***** Task material
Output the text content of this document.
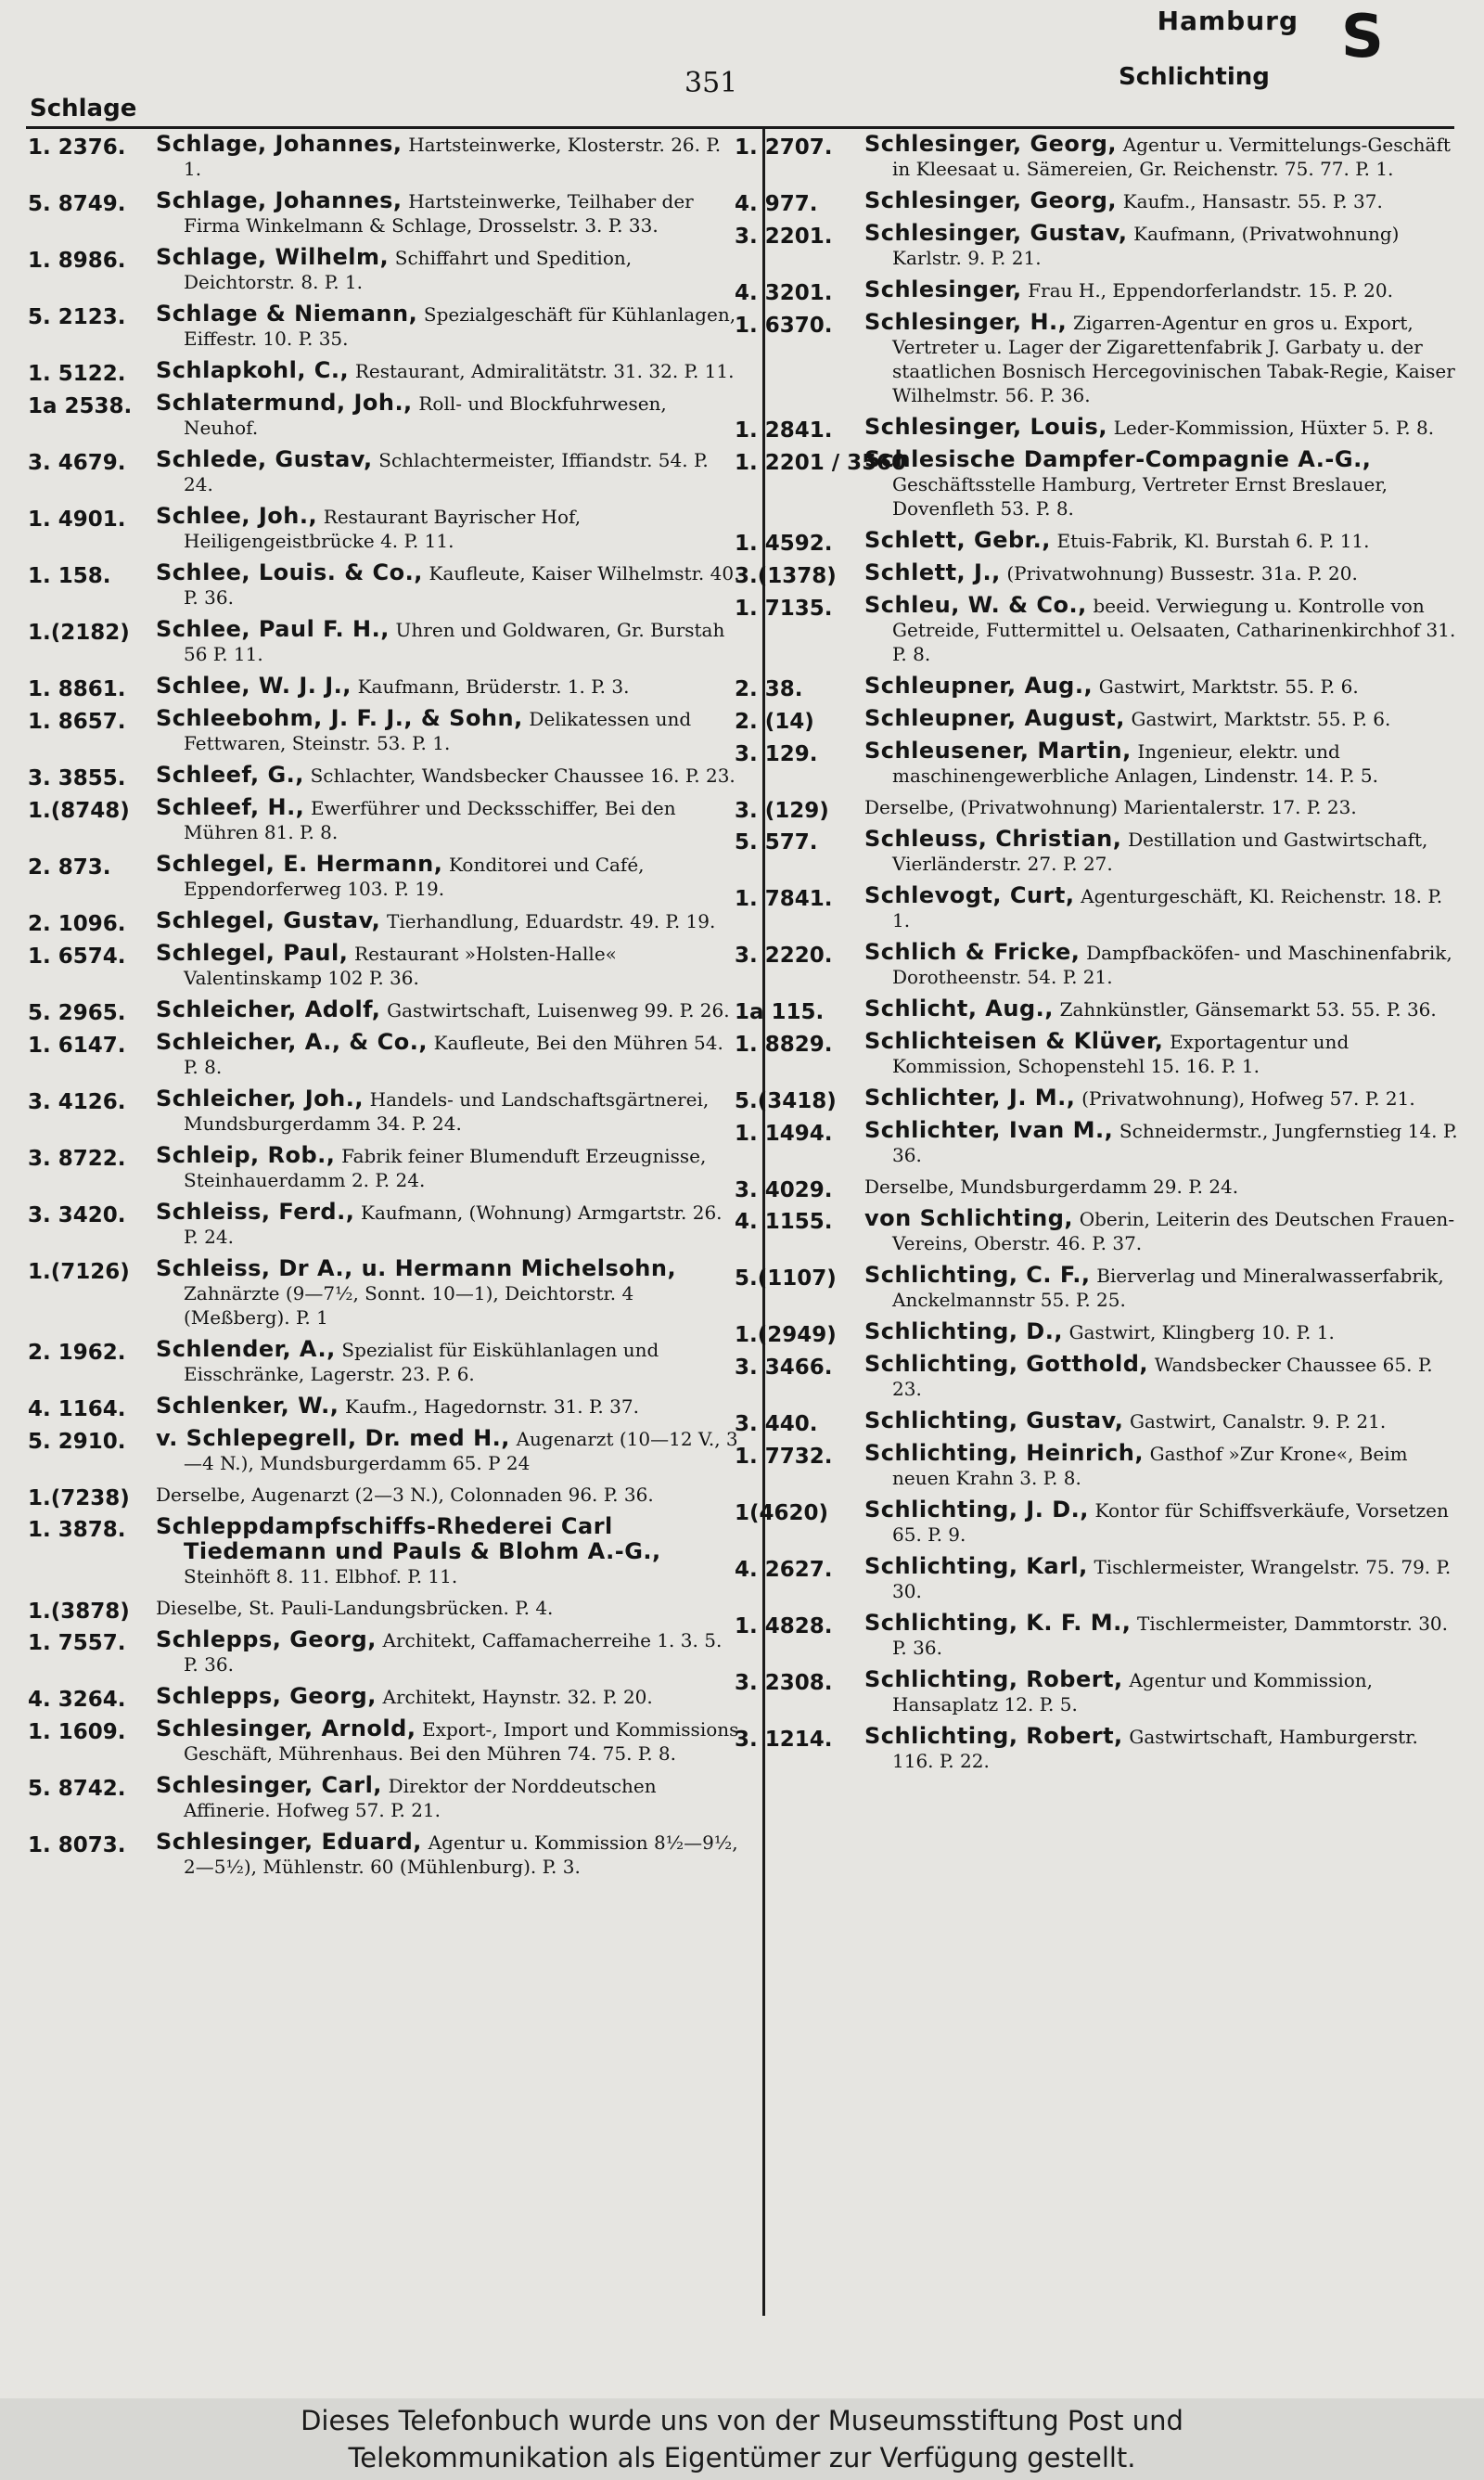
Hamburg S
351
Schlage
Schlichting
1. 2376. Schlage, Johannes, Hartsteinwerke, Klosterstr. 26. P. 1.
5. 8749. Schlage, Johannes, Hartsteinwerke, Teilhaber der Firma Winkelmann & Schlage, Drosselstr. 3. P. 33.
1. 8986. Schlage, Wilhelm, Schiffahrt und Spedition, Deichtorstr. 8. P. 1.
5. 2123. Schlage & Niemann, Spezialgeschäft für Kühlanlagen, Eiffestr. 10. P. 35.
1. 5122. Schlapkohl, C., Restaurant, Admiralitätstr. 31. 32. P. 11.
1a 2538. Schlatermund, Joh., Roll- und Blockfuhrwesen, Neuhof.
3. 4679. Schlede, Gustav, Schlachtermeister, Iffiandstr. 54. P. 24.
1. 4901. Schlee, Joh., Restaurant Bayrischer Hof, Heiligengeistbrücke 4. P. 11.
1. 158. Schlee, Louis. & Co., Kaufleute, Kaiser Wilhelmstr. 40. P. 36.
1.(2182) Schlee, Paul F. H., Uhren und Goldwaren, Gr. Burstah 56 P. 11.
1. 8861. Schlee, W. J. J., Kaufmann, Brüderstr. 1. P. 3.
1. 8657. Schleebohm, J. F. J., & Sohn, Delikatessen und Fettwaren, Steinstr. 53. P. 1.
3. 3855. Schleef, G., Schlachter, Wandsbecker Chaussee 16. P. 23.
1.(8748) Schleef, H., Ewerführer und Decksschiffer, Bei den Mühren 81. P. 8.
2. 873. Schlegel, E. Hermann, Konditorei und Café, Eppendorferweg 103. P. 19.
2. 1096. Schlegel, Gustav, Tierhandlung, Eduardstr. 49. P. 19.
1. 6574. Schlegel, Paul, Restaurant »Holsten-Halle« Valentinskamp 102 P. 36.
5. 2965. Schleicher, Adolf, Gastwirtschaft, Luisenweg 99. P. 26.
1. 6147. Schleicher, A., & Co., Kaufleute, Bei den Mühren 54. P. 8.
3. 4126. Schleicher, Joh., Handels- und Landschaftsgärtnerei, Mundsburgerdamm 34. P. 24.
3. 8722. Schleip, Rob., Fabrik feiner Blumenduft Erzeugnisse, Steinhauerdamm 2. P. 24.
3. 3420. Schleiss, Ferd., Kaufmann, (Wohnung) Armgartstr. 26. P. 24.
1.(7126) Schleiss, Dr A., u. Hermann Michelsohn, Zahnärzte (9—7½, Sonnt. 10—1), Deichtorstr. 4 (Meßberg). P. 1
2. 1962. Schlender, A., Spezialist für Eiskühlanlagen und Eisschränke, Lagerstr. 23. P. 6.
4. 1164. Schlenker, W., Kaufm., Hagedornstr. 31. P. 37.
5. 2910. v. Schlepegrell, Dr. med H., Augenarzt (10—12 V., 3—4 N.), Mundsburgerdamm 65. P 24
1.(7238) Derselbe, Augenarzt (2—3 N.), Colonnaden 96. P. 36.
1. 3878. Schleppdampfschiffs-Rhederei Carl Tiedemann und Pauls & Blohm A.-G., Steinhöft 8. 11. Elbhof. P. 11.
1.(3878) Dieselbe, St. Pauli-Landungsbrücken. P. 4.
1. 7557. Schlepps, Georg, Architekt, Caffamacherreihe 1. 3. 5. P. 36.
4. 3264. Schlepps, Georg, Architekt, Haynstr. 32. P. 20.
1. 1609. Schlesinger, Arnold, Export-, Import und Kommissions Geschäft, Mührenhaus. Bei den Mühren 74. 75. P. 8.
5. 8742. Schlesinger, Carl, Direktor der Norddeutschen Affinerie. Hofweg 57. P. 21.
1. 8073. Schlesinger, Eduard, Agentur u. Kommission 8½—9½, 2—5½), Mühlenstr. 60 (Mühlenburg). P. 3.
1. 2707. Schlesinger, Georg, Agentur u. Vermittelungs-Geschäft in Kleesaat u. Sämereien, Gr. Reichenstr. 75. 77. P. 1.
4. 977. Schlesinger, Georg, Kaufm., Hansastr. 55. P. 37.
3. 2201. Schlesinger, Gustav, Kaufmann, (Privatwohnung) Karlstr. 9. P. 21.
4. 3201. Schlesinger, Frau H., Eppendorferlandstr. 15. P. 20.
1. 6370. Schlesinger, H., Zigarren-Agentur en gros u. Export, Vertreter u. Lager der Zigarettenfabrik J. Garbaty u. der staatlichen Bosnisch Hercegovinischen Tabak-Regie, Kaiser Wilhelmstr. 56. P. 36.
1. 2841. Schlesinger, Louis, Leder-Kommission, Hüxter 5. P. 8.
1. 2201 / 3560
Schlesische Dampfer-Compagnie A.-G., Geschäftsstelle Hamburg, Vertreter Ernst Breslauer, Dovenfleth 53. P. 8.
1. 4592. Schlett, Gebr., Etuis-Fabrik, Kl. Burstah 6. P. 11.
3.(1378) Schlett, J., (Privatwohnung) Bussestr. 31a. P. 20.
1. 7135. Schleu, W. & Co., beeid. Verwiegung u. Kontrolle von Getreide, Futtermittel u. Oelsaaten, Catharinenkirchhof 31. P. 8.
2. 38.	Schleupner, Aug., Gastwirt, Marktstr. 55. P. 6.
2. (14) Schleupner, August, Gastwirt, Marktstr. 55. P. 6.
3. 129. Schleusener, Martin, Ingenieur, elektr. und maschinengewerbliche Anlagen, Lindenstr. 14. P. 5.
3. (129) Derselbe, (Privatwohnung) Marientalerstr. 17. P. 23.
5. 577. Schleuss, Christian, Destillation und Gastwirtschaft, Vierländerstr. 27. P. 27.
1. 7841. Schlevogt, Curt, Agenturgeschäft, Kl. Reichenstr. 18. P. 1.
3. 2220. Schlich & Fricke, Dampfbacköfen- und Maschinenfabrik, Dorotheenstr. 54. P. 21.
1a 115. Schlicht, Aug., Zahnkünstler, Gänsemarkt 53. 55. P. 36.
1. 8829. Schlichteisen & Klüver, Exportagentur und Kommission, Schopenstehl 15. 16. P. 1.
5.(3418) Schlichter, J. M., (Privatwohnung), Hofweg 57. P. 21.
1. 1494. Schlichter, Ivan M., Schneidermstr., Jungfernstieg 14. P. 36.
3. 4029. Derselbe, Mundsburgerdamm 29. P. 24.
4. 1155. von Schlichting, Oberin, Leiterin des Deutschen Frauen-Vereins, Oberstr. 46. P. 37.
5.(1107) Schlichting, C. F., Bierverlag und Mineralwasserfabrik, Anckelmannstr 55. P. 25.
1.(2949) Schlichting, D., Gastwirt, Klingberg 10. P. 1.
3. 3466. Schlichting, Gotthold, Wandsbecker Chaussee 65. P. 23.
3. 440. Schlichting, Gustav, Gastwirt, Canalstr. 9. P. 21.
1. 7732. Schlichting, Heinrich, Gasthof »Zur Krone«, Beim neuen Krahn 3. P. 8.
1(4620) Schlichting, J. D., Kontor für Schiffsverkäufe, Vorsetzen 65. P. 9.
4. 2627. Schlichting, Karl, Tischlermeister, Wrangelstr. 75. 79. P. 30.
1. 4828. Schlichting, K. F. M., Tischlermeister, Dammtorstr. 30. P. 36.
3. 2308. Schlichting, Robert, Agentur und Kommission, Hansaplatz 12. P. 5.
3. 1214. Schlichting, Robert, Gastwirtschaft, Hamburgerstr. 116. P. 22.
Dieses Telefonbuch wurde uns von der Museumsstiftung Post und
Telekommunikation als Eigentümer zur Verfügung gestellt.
**********
Exercise aim
Pick each line holding the word "Hofweg" out of the data and copy it.

Result below
5. 8742. Schlesinger, Carl, Direktor der Norddeutschen Affinerie. Hofweg 57. P. 21.
5.(3418) Schlichter, J. M., (Privatwohnung), Hofweg 57. P. 21.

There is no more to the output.